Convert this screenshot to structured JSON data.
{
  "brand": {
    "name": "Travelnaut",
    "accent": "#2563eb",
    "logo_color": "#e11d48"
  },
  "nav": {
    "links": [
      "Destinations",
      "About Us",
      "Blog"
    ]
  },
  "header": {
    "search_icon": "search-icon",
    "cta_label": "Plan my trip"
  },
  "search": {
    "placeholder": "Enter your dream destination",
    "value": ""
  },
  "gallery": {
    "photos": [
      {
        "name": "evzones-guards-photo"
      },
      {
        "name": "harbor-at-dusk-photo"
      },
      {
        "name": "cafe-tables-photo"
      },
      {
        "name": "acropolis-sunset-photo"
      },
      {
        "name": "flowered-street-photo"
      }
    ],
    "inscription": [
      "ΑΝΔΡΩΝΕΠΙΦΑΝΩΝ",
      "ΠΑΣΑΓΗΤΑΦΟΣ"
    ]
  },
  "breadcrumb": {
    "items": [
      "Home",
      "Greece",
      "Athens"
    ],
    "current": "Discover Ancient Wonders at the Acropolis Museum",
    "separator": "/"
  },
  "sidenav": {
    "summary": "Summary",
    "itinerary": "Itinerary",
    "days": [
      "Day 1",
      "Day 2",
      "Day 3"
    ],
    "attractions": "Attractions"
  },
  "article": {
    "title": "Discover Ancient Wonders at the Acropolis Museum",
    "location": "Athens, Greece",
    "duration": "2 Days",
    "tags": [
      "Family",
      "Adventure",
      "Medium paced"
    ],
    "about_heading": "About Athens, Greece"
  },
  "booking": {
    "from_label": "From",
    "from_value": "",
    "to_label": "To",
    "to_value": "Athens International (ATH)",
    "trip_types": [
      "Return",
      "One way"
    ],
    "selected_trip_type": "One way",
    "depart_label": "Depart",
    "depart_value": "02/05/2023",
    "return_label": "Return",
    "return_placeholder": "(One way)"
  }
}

- _TASK INSTRUCTIONS_
Extract the entries above verbatim.

- _COMPLETE RESPONSE_
Convert this screenshot to structured JSON data.
{
  "brand": {
    "name": "Travelnaut",
    "accent": "#2563eb",
    "logo_color": "#e11d48"
  },
  "nav": {
    "links": [
      "Destinations",
      "About Us",
      "Blog"
    ]
  },
  "header": {
    "search_icon": "search-icon",
    "cta_label": "Plan my trip"
  },
  "search": {
    "placeholder": "Enter your dream destination",
    "value": ""
  },
  "gallery": {
    "photos": [
      {
        "name": "evzones-guards-photo"
      },
      {
        "name": "harbor-at-dusk-photo"
      },
      {
        "name": "cafe-tables-photo"
      },
      {
        "name": "acropolis-sunset-photo"
      },
      {
        "name": "flowered-street-photo"
      }
    ],
    "inscription": [
      "ΑΝΔΡΩΝΕΠΙΦΑΝΩΝ",
      "ΠΑΣΑΓΗΤΑΦΟΣ"
    ]
  },
  "breadcrumb": {
    "items": [
      "Home",
      "Greece",
      "Athens"
    ],
    "current": "Discover Ancient Wonders at the Acropolis Museum",
    "separator": "/"
  },
  "sidenav": {
    "summary": "Summary",
    "itinerary": "Itinerary",
    "days": [
      "Day 1",
      "Day 2",
      "Day 3"
    ],
    "attractions": "Attractions"
  },
  "article": {
    "title": "Discover Ancient Wonders at the Acropolis Museum",
    "location": "Athens, Greece",
    "duration": "2 Days",
    "tags": [
      "Family",
      "Adventure",
      "Medium paced"
    ],
    "about_heading": "About Athens, Greece"
  },
  "booking": {
    "from_label": "From",
    "from_value": "",
    "to_label": "To",
    "to_value": "Athens International (ATH)",
    "trip_types": [
      "Return",
      "One way"
    ],
    "selected_trip_type": "One way",
    "depart_label": "Depart",
    "depart_value": "02/05/2023",
    "return_label": "Return",
    "return_placeholder": "(One way)"
  }
}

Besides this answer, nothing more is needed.